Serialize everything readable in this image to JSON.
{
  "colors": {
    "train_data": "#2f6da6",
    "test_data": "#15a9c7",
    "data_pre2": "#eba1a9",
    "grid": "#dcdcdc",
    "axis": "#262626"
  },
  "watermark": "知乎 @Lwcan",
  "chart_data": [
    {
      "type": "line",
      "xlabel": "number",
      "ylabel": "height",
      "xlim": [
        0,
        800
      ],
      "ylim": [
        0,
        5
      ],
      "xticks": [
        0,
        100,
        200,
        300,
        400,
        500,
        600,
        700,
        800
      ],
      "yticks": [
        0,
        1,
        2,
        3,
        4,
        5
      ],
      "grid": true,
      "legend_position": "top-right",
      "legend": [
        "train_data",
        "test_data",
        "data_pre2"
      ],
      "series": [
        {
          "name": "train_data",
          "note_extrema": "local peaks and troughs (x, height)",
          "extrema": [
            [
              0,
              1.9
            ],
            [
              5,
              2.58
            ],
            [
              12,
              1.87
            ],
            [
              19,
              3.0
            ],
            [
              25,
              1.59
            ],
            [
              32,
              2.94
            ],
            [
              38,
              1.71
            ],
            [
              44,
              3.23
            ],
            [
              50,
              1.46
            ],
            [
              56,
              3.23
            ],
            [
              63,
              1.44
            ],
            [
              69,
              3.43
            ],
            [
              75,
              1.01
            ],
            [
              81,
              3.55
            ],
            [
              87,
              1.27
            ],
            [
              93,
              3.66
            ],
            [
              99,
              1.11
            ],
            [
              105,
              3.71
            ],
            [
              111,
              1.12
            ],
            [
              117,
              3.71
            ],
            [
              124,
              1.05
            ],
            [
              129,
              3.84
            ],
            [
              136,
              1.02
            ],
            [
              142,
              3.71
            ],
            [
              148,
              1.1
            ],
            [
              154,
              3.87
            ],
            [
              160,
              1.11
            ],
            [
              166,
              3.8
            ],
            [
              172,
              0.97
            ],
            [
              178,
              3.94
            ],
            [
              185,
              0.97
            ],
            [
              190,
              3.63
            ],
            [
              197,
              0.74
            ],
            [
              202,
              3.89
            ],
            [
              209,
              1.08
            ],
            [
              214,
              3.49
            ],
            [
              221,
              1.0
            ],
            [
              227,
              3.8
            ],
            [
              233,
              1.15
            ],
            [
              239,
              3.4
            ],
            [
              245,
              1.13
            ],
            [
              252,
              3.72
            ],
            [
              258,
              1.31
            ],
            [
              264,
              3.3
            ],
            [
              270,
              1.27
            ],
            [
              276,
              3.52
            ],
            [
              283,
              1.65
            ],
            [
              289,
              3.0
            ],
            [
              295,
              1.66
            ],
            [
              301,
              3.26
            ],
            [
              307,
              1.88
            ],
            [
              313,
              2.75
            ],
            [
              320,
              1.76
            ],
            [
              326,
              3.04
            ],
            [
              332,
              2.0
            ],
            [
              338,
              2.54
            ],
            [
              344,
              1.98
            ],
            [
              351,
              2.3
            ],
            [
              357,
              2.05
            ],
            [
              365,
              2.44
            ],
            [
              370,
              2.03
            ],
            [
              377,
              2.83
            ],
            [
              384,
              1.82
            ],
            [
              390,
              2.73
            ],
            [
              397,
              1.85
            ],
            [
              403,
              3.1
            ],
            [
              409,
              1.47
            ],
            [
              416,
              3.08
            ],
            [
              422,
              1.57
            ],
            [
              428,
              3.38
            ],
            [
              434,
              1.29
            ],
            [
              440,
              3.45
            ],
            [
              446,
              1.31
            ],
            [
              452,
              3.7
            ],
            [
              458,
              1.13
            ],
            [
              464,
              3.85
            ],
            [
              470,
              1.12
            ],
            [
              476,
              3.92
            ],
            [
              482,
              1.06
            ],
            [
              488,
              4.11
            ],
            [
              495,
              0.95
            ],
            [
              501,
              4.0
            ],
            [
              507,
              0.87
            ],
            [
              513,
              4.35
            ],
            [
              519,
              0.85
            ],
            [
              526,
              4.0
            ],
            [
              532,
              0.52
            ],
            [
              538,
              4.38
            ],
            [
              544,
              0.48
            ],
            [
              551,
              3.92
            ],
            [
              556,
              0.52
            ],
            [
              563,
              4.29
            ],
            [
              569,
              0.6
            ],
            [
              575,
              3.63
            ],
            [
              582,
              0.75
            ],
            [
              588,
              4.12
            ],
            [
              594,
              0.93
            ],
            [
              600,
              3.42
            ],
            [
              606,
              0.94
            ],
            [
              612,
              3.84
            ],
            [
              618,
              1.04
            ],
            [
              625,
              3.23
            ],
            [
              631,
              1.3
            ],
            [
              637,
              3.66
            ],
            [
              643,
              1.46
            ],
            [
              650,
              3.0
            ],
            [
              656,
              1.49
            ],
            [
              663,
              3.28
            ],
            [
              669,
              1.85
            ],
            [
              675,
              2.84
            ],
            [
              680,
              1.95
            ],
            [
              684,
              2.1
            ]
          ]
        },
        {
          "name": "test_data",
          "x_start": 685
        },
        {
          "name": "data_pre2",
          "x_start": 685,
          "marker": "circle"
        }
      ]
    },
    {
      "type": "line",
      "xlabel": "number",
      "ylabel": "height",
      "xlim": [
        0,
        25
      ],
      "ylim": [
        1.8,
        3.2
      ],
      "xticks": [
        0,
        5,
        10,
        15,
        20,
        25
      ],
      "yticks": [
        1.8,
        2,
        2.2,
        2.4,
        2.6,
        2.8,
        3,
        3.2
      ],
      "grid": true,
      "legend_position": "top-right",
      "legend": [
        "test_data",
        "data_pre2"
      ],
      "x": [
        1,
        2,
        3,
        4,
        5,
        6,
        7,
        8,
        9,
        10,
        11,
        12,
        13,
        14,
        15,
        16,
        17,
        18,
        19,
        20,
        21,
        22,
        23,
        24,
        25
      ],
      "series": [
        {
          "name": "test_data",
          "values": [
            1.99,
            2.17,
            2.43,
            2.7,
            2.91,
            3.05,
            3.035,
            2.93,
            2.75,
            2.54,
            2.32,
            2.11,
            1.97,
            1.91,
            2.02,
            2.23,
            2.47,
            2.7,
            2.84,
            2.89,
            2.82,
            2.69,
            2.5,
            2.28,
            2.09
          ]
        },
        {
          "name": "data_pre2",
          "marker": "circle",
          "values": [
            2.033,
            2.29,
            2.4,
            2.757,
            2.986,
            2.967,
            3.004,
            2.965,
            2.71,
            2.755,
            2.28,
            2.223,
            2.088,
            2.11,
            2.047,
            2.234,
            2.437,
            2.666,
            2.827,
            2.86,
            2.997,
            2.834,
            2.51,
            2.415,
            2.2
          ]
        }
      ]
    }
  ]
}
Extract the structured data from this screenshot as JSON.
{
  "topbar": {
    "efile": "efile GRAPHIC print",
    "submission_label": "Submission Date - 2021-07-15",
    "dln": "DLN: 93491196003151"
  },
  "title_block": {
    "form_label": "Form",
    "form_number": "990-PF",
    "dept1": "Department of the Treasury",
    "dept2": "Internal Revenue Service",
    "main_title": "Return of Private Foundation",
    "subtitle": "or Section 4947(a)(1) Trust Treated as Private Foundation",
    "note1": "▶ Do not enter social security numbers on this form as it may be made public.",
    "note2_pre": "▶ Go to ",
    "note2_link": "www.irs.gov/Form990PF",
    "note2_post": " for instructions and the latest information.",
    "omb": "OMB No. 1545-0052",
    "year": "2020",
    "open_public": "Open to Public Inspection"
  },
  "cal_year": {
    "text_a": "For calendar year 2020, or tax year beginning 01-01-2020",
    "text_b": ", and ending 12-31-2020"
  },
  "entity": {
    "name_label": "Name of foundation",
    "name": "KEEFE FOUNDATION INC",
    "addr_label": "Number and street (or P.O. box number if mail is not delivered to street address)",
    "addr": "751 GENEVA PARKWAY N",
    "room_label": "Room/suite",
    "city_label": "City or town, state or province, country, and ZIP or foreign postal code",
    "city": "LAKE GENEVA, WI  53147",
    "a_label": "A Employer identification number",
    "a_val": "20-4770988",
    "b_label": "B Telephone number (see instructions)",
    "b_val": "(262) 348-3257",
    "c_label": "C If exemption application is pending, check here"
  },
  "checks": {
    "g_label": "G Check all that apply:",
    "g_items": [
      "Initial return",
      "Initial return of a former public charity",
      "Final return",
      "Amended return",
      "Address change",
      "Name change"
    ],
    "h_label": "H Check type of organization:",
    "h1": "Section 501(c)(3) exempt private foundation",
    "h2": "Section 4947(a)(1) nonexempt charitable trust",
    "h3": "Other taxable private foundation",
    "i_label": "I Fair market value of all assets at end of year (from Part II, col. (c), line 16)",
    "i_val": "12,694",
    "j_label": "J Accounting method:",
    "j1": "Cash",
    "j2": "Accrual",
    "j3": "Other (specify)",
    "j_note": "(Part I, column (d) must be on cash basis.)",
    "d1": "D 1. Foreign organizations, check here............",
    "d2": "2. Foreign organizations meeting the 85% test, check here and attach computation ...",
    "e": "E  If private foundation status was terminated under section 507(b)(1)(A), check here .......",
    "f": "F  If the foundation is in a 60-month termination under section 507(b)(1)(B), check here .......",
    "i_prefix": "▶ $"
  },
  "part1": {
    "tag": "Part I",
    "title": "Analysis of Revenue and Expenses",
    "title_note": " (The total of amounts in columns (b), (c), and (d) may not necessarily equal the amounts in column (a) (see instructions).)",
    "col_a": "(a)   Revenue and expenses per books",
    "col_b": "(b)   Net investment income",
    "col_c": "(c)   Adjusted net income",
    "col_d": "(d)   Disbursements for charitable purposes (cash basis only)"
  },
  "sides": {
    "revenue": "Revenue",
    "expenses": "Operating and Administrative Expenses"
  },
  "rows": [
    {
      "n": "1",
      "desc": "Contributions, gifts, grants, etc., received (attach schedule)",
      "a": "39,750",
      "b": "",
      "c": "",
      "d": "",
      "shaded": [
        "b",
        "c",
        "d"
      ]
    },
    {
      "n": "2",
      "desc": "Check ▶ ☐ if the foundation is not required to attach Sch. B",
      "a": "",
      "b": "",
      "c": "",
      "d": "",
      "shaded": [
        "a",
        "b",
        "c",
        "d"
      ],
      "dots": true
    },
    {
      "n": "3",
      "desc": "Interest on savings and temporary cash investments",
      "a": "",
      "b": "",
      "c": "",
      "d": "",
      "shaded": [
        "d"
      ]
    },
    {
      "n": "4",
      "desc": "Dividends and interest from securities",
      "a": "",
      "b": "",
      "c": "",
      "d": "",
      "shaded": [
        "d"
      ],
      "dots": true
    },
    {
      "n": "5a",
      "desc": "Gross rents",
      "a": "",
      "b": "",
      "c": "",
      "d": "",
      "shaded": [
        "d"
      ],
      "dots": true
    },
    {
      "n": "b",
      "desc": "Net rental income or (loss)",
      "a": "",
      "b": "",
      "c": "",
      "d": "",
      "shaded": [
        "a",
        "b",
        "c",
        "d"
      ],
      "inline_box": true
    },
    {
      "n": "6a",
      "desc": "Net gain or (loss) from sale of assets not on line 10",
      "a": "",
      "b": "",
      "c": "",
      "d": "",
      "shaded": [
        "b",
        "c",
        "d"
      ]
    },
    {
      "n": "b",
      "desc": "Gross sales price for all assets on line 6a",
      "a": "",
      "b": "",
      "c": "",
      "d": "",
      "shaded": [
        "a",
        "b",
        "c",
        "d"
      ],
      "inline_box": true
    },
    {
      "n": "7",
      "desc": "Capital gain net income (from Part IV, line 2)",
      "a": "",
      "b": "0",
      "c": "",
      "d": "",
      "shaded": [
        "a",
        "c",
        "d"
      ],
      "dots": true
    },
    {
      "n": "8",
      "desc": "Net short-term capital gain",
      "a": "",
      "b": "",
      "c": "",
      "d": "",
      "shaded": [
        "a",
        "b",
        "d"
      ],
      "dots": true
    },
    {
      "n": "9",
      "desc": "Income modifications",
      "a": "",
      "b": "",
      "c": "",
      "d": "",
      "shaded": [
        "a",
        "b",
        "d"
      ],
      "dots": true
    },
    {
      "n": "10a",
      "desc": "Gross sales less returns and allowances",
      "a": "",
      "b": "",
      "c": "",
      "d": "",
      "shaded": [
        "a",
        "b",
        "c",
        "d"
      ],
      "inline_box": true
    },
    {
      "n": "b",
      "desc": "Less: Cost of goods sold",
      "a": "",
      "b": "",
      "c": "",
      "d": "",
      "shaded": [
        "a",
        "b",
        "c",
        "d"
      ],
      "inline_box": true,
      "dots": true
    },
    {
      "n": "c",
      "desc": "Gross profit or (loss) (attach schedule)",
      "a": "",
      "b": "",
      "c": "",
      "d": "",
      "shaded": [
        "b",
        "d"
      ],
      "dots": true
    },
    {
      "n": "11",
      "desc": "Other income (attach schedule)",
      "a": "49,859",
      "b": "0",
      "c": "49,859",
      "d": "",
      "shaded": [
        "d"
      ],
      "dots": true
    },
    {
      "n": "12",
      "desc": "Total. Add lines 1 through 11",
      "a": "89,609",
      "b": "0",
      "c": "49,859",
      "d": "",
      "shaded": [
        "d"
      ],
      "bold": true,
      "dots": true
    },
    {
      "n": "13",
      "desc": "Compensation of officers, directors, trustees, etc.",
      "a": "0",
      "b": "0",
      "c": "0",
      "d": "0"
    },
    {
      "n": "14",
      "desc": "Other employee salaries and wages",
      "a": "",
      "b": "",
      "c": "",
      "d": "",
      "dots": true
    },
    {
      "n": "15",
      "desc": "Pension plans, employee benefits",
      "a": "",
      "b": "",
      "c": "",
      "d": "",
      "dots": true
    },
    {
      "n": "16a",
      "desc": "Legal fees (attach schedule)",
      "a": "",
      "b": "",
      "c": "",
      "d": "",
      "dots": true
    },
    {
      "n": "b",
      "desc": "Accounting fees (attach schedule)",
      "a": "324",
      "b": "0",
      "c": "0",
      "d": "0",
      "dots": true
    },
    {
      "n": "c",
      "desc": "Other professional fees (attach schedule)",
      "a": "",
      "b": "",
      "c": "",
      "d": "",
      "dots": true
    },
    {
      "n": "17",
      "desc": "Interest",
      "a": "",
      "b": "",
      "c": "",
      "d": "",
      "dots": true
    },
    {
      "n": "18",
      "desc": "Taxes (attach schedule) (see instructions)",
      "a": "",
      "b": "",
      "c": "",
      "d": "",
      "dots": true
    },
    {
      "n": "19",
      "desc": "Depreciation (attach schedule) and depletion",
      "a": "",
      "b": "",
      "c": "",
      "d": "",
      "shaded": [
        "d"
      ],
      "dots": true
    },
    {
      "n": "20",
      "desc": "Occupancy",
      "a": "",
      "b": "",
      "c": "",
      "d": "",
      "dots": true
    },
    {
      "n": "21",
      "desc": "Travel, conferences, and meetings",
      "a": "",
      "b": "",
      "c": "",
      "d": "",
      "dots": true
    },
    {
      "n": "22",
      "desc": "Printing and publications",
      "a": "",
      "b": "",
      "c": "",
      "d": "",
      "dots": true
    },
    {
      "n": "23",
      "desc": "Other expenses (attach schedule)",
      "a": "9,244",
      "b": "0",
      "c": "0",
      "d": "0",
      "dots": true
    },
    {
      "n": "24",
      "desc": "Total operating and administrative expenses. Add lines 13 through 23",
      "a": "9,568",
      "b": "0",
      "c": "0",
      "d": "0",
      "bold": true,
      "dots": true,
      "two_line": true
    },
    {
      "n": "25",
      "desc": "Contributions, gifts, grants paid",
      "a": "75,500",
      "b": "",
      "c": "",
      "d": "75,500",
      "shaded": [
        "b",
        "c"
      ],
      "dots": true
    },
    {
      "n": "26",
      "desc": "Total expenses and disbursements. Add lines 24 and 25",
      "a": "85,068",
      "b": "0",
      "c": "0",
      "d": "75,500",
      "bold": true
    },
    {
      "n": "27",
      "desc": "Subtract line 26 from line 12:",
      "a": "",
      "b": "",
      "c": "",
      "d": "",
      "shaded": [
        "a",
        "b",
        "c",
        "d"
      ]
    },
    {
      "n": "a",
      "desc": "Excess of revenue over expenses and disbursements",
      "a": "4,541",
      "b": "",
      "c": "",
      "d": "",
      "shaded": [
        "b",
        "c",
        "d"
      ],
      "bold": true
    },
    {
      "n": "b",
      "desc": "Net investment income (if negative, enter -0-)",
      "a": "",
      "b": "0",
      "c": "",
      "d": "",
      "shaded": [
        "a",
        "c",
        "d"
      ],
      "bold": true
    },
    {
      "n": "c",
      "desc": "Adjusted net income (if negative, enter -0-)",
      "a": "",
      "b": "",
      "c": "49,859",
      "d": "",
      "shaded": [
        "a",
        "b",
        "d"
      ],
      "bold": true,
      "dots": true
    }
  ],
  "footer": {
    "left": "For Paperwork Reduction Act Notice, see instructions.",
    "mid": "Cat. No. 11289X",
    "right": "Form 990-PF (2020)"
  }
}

++++++++++++++++++++

Required work:
Find each line that has the word "lines", then copy it out.

Correct answer:
      "desc": "Total. Add lines 1 through 11",
      "desc": "Total operating and administrative expenses. Add lines 13 through 23",
      "desc": "Total expenses and disbursements. Add lines 24 and 25",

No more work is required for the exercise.